## WRITTEN PROBLEM
Single out the lines of the material that contain "Magnitude" and copy them.

-- start --

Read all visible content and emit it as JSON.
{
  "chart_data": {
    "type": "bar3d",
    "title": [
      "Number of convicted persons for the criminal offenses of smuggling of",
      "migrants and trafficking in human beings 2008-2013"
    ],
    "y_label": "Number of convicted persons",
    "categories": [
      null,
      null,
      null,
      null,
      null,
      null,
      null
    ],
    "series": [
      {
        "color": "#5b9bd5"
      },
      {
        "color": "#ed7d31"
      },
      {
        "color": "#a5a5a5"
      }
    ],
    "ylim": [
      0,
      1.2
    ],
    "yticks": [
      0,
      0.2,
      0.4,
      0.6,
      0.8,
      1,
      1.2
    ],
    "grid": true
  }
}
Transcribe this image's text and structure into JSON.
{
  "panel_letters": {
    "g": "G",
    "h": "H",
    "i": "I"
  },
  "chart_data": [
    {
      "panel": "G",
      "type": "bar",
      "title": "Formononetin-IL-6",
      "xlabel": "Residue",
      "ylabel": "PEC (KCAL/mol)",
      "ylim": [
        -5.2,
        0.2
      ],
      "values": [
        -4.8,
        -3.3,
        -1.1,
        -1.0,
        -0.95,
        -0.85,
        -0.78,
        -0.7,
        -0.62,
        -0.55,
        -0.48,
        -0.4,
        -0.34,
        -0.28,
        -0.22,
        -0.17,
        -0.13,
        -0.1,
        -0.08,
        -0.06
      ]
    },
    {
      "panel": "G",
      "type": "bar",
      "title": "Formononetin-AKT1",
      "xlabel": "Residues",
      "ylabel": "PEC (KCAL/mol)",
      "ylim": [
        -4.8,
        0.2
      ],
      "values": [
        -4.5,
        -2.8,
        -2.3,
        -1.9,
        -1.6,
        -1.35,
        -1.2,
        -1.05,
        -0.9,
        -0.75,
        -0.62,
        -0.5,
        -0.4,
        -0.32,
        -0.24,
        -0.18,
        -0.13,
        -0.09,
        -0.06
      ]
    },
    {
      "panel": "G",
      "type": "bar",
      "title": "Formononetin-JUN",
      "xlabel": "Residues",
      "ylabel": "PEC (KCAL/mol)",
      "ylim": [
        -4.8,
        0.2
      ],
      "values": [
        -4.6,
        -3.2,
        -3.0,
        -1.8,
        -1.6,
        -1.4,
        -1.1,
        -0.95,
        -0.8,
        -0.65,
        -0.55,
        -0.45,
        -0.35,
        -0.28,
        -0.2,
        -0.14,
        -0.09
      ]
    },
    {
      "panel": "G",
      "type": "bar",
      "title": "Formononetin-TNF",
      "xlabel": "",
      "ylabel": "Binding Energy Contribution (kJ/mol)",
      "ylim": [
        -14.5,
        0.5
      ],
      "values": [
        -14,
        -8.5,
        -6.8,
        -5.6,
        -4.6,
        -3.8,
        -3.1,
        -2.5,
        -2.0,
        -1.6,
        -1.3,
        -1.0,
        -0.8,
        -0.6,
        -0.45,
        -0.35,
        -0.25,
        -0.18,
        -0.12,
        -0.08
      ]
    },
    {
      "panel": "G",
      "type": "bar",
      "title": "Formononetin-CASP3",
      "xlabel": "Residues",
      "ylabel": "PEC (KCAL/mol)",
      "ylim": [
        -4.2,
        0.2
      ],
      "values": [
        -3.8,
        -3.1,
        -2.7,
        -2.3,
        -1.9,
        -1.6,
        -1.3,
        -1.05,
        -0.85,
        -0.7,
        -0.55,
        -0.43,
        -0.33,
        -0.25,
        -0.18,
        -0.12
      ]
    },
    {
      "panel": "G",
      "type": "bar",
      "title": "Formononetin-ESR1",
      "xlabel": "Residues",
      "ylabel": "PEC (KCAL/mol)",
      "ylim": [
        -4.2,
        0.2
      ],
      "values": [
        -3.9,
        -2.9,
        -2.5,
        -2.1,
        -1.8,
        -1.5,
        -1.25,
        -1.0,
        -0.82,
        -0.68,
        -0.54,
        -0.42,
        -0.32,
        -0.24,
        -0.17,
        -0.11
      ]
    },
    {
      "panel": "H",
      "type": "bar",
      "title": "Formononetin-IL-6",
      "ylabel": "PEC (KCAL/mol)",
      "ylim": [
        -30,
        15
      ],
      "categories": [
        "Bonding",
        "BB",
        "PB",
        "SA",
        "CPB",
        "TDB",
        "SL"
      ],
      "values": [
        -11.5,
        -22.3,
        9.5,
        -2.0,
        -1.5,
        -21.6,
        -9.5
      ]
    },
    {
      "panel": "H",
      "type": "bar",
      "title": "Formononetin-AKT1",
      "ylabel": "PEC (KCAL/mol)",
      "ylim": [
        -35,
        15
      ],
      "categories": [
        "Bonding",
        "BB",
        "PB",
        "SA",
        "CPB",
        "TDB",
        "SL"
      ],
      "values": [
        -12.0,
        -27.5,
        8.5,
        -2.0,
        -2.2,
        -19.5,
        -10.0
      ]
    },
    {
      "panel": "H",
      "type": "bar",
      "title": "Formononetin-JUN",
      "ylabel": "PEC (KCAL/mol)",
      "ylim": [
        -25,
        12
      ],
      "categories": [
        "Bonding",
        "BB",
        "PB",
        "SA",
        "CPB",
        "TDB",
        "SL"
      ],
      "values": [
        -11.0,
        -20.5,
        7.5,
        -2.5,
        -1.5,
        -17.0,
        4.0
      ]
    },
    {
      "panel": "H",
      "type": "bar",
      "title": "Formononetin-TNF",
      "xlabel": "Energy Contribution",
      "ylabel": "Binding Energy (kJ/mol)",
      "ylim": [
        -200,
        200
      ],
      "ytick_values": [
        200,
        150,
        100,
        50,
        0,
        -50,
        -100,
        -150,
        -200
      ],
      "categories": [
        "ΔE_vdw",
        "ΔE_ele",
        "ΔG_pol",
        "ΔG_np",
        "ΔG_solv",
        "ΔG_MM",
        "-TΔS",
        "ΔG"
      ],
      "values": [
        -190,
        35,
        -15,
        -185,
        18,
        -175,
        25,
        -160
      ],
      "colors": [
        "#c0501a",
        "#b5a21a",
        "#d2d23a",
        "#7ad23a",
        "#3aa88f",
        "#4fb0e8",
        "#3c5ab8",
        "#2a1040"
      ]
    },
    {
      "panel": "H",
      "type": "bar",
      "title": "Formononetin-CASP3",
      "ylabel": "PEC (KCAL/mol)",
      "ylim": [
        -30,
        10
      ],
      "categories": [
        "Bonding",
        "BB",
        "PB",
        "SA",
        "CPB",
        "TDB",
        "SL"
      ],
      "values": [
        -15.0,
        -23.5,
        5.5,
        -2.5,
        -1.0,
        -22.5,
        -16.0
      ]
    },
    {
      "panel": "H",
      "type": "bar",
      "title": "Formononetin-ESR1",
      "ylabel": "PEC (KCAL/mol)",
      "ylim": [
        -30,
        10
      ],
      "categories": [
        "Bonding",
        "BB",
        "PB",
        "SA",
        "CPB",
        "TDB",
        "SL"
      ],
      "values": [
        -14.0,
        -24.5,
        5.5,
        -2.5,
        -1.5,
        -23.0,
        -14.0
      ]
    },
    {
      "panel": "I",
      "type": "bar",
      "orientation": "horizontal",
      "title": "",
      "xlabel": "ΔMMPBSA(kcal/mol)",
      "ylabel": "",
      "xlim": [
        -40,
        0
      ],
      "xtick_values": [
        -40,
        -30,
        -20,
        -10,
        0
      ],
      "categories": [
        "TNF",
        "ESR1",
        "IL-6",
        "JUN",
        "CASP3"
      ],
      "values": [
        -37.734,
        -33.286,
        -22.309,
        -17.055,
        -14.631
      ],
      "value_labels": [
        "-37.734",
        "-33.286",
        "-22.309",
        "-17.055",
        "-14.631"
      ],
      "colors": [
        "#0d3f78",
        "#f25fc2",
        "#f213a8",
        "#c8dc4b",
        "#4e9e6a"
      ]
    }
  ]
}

-- end --
-- start --

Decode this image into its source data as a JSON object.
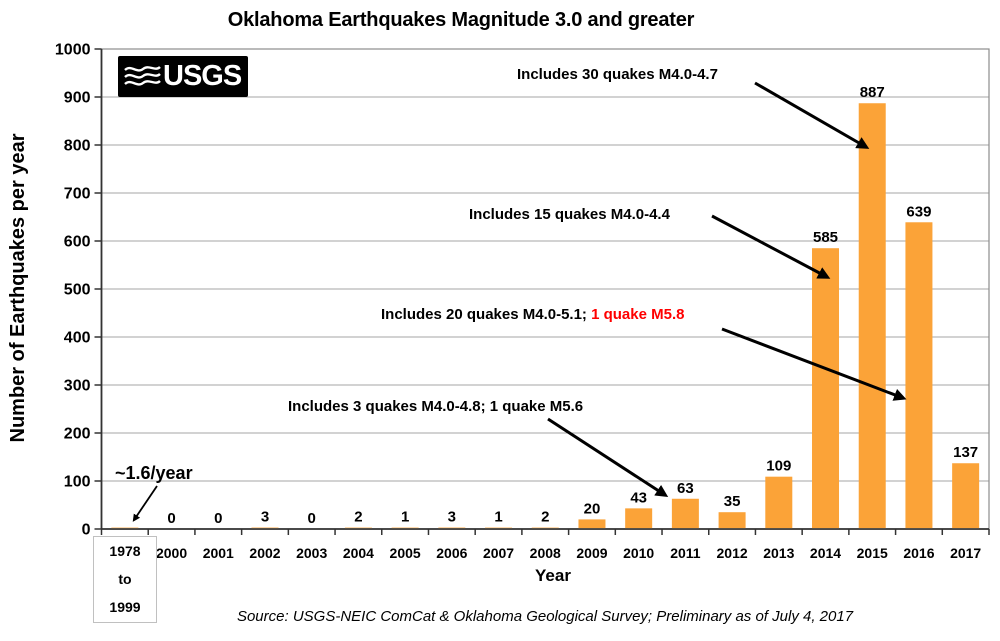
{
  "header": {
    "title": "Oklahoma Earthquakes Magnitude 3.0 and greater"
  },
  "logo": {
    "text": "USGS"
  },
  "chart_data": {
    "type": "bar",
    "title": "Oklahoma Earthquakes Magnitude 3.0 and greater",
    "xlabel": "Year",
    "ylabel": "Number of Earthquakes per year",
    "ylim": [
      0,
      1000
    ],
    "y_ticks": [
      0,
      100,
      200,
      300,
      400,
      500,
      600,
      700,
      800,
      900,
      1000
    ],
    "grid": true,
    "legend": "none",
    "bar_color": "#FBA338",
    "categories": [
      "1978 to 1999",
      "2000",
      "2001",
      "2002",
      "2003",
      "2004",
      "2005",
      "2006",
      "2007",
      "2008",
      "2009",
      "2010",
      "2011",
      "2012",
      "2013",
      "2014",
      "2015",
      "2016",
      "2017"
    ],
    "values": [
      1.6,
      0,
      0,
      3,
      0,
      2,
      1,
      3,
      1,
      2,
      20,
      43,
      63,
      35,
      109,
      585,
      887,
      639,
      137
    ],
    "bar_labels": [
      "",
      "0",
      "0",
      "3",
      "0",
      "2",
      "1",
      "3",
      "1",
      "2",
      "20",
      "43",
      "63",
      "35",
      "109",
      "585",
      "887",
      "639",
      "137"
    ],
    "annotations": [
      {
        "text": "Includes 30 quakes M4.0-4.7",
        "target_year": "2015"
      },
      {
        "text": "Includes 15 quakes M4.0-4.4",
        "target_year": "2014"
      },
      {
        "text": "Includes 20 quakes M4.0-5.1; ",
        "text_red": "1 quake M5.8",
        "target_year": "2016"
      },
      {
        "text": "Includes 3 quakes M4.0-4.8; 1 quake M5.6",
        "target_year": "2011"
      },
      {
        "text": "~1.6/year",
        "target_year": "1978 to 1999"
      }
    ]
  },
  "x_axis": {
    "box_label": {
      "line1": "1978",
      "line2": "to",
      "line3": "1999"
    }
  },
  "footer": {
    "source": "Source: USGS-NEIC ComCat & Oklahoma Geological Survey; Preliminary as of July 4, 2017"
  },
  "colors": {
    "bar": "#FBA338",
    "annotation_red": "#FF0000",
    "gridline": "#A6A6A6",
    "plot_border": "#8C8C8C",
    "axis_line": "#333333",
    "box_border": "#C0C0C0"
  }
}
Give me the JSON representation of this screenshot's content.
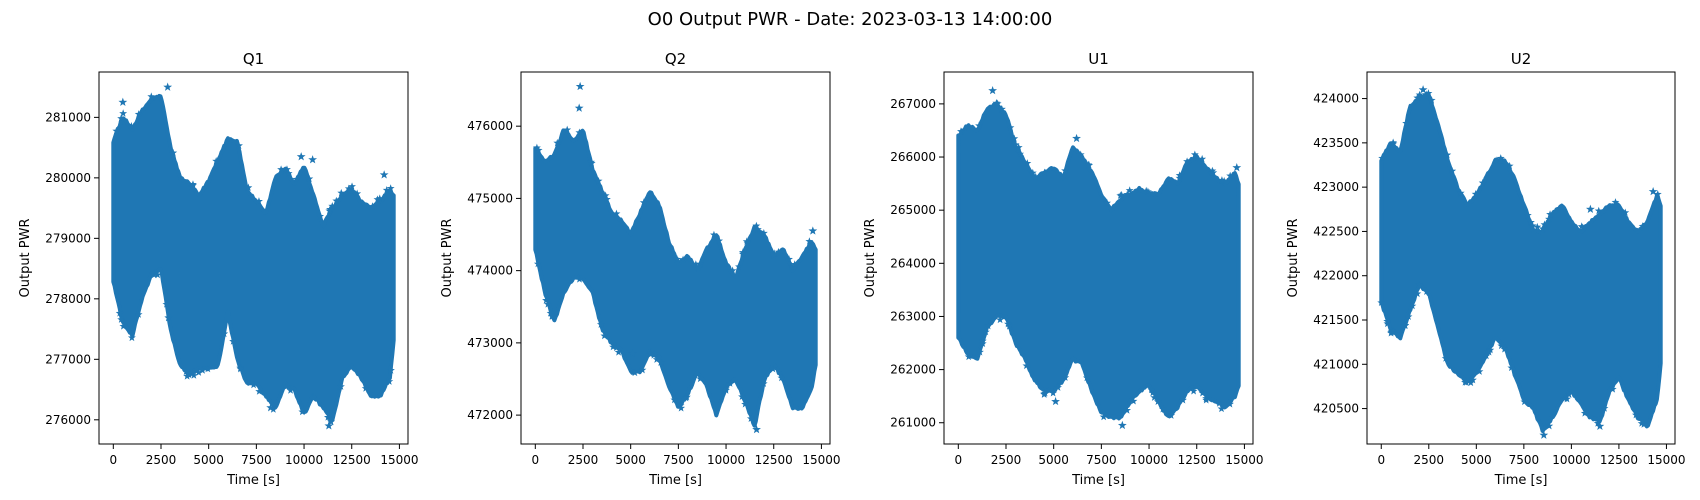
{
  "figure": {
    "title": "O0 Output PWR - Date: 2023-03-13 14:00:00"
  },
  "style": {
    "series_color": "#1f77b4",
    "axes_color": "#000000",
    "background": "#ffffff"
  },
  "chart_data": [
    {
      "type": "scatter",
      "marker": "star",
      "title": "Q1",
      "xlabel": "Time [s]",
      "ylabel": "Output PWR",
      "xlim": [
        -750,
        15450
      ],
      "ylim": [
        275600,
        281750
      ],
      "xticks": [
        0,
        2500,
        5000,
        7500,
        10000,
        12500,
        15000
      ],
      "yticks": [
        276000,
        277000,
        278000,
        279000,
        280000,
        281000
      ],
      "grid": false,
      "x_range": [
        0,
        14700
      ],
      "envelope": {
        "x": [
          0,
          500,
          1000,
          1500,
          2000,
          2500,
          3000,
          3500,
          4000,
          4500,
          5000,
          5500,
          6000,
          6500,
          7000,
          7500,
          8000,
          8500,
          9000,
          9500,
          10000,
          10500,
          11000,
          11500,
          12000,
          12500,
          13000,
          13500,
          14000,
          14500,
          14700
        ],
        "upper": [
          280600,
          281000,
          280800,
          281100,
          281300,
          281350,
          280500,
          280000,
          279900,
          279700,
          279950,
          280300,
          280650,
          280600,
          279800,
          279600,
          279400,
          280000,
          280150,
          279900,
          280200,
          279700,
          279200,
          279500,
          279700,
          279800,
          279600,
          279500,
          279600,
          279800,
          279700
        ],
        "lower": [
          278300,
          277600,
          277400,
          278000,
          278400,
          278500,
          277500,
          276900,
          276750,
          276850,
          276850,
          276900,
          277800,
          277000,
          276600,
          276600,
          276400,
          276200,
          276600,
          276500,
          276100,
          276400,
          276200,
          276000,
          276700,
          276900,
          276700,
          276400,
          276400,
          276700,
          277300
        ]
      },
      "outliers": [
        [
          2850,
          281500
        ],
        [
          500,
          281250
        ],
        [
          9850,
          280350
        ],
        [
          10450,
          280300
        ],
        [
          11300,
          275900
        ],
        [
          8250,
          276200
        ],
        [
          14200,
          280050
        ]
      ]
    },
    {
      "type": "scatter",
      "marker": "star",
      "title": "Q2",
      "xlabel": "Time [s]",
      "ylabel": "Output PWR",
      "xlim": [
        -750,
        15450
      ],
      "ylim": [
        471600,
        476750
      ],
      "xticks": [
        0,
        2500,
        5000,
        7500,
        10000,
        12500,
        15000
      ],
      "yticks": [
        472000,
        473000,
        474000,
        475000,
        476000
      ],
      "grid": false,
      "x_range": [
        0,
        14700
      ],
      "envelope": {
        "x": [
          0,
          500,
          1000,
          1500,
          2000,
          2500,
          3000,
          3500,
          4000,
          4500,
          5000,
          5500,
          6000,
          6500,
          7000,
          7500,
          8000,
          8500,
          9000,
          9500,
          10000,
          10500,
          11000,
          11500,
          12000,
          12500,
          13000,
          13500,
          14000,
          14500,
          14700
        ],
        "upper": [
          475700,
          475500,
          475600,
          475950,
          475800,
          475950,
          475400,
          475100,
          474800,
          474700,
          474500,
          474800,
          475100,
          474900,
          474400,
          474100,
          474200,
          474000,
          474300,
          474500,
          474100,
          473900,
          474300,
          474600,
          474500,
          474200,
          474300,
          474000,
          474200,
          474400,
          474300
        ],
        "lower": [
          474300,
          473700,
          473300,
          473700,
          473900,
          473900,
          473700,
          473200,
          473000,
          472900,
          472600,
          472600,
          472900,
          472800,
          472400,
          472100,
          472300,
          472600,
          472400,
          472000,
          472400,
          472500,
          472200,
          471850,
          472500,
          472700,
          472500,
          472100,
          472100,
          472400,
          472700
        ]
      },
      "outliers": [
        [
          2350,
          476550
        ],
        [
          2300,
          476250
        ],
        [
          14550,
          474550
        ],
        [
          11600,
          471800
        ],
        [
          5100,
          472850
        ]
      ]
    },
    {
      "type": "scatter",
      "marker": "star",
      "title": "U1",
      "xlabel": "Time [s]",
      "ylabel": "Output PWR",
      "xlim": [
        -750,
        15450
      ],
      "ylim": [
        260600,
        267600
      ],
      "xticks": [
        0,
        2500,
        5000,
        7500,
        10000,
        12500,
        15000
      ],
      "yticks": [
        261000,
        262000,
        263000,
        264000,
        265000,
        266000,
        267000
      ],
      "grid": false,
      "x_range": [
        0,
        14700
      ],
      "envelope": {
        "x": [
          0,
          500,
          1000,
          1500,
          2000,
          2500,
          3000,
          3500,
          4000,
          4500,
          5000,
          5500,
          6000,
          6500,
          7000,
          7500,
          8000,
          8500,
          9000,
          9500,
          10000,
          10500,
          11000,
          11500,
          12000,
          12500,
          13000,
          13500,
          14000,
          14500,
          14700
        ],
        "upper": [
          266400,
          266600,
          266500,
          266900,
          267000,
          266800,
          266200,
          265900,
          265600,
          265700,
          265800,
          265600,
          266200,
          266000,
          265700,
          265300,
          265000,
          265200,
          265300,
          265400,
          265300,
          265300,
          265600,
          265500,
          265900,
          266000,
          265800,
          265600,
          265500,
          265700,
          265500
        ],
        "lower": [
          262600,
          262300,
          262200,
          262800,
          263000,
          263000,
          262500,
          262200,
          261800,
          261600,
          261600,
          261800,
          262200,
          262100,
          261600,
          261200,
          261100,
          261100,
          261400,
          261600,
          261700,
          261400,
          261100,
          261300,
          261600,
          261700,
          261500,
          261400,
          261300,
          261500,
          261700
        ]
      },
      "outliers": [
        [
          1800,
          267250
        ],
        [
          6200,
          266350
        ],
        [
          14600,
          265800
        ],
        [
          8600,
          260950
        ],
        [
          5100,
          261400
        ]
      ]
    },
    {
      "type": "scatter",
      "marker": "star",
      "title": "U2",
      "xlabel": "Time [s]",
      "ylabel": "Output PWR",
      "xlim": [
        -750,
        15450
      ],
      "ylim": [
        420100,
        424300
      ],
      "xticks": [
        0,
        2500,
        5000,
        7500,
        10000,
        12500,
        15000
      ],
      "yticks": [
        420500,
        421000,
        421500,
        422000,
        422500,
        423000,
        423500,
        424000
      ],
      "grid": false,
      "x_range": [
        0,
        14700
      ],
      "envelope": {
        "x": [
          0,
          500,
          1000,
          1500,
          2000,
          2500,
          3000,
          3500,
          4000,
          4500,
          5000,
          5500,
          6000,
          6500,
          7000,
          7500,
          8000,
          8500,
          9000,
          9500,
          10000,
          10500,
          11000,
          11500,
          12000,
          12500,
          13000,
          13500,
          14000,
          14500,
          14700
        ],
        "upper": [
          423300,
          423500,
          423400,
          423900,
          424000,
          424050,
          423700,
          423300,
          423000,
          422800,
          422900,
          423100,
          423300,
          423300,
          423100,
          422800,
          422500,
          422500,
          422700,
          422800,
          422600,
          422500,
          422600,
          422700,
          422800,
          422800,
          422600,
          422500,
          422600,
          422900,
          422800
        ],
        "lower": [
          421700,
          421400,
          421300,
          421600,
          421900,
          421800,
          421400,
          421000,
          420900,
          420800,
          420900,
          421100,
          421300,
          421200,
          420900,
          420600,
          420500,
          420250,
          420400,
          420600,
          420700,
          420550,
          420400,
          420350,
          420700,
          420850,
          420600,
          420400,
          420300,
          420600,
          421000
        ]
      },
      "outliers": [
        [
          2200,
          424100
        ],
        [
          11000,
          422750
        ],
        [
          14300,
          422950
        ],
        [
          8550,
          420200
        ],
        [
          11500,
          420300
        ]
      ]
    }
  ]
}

-- end --

## IN RESPONSE
    "title": "Oklahoma Earthquakes Magnitude 3.0 and greater"
    "title": "Oklahoma Earthquakes Magnitude 3.0 and greater",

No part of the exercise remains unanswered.